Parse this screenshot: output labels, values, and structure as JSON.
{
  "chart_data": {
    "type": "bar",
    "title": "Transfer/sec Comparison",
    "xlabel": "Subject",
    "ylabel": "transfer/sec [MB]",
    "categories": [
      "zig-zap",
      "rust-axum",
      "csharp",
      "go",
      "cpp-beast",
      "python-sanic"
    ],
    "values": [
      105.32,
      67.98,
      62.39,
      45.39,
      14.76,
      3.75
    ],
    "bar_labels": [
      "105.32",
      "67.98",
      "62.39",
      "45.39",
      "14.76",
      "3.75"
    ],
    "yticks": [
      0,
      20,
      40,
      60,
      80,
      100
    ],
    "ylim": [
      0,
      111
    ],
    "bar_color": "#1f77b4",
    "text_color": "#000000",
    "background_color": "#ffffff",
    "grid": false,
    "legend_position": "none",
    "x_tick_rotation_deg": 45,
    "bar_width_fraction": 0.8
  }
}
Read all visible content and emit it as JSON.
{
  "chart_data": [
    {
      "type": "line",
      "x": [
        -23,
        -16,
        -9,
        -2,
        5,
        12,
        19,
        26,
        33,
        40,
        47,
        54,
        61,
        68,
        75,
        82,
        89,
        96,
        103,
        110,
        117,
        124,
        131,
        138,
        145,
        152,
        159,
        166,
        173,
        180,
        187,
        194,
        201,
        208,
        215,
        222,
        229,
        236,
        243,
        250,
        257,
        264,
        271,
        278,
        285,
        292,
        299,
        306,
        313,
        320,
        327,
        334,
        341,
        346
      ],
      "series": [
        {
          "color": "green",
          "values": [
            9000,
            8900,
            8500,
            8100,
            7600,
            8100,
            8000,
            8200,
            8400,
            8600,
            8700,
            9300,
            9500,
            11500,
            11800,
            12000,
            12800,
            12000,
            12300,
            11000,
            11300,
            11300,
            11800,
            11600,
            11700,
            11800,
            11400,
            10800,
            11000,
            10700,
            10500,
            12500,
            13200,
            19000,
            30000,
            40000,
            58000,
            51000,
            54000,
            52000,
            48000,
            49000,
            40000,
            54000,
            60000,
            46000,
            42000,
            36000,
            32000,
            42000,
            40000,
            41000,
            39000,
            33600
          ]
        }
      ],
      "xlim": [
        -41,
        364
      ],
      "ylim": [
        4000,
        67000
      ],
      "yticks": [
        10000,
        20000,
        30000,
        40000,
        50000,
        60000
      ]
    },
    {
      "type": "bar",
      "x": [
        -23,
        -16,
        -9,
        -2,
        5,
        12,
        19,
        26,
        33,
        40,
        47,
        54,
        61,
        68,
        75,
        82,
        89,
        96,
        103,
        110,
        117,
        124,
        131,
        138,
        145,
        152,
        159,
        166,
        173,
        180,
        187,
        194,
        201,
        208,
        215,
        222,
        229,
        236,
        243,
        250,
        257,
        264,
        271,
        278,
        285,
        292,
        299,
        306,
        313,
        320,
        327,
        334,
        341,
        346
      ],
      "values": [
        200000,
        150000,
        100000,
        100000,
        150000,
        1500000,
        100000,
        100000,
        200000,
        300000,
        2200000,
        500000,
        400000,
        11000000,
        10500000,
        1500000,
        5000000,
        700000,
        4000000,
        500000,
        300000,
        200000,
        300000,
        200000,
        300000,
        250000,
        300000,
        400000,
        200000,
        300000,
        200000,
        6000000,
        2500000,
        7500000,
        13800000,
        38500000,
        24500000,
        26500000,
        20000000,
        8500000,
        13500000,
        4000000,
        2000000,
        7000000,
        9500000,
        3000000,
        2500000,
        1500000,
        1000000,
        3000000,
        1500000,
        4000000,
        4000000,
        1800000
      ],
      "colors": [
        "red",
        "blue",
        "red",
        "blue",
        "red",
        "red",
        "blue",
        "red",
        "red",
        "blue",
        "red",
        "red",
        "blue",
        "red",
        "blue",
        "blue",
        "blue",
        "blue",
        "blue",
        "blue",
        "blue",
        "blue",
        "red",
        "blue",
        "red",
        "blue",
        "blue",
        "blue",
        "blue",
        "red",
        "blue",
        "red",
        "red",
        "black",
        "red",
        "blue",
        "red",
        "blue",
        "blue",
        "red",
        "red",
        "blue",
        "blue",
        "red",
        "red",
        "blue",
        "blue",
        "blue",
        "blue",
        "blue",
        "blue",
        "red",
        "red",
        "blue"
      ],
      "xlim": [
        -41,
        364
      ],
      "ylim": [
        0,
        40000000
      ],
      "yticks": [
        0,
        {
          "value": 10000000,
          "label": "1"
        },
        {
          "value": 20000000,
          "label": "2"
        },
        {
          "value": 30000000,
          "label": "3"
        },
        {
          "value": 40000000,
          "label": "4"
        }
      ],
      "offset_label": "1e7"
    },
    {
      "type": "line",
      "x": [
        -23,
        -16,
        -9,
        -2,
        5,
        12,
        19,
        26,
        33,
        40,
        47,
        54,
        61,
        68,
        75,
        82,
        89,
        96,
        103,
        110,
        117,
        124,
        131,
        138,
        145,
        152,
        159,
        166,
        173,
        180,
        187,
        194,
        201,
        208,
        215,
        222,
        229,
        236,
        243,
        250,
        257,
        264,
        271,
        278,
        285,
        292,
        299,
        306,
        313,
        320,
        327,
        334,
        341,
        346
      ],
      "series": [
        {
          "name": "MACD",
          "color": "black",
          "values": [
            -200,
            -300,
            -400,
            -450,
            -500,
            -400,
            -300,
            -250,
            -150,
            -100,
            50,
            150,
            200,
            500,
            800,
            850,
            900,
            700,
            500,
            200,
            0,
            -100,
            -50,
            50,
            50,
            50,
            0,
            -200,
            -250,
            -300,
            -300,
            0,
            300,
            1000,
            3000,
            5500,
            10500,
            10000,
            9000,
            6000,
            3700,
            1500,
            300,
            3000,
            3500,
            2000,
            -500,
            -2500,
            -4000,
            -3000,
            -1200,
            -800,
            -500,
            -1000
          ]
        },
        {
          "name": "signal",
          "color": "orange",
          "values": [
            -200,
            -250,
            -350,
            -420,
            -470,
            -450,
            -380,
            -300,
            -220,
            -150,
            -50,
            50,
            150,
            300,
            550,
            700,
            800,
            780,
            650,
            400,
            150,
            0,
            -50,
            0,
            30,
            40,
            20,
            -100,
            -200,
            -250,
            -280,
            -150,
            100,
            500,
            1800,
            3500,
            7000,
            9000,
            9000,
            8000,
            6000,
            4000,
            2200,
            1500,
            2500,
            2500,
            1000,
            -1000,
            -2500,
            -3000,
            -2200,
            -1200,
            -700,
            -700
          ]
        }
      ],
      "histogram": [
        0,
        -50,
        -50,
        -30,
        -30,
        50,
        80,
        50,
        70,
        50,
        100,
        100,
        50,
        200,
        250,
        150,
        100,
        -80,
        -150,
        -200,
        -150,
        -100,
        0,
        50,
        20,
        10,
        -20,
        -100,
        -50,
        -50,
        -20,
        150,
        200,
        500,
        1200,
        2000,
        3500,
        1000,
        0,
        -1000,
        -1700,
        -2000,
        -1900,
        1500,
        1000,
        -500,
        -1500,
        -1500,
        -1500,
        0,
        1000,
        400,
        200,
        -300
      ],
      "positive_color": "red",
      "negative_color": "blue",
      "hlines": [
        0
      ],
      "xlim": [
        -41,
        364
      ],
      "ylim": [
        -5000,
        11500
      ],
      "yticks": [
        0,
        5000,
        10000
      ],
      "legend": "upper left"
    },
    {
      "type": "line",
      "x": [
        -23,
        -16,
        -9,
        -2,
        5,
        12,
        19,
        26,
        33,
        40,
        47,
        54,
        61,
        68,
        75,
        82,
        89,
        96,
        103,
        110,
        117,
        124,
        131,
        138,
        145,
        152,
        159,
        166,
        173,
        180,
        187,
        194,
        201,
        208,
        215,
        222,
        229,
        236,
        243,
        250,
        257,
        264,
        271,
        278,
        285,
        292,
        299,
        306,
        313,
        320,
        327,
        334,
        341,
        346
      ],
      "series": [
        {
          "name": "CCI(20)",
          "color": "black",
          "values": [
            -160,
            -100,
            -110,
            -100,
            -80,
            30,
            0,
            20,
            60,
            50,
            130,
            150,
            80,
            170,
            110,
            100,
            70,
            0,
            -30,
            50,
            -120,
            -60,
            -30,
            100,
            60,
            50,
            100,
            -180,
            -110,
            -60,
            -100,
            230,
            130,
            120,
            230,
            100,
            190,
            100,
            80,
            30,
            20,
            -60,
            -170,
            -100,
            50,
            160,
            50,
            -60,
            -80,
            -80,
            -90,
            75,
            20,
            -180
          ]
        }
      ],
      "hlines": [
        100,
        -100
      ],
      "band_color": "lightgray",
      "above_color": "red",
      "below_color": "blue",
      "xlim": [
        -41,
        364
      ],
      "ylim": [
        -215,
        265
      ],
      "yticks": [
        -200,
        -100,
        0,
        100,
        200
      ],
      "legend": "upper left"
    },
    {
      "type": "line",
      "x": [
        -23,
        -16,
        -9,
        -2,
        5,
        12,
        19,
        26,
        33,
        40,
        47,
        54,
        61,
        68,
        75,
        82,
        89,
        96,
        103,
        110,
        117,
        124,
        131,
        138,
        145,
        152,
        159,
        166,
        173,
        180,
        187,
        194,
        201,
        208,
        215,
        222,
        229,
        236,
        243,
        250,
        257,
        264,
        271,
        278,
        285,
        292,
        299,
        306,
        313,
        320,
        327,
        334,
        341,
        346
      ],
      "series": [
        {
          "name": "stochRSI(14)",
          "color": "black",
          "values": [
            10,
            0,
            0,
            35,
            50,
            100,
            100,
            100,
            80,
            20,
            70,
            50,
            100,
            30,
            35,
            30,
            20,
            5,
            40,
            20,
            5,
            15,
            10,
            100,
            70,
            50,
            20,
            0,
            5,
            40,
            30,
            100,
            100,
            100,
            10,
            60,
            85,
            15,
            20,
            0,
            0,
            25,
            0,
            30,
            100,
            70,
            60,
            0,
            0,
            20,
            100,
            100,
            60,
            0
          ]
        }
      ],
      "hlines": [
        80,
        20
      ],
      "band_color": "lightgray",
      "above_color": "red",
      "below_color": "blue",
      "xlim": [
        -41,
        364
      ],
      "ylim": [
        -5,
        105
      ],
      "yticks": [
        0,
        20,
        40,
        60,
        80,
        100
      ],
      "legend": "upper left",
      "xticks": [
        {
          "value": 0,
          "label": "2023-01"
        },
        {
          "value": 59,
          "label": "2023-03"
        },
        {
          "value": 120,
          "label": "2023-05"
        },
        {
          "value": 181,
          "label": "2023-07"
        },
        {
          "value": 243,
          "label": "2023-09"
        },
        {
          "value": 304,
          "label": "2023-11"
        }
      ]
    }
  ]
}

· · · · ·

TASK INSTRUCTIONS:
Filter out every line that lacks the word "name", and copy the rest.

WRITTEN SOLUTION:
          "name": "MACD",
          "name": "signal",
          "name": "CCI(20)",
          "name": "stochRSI(14)",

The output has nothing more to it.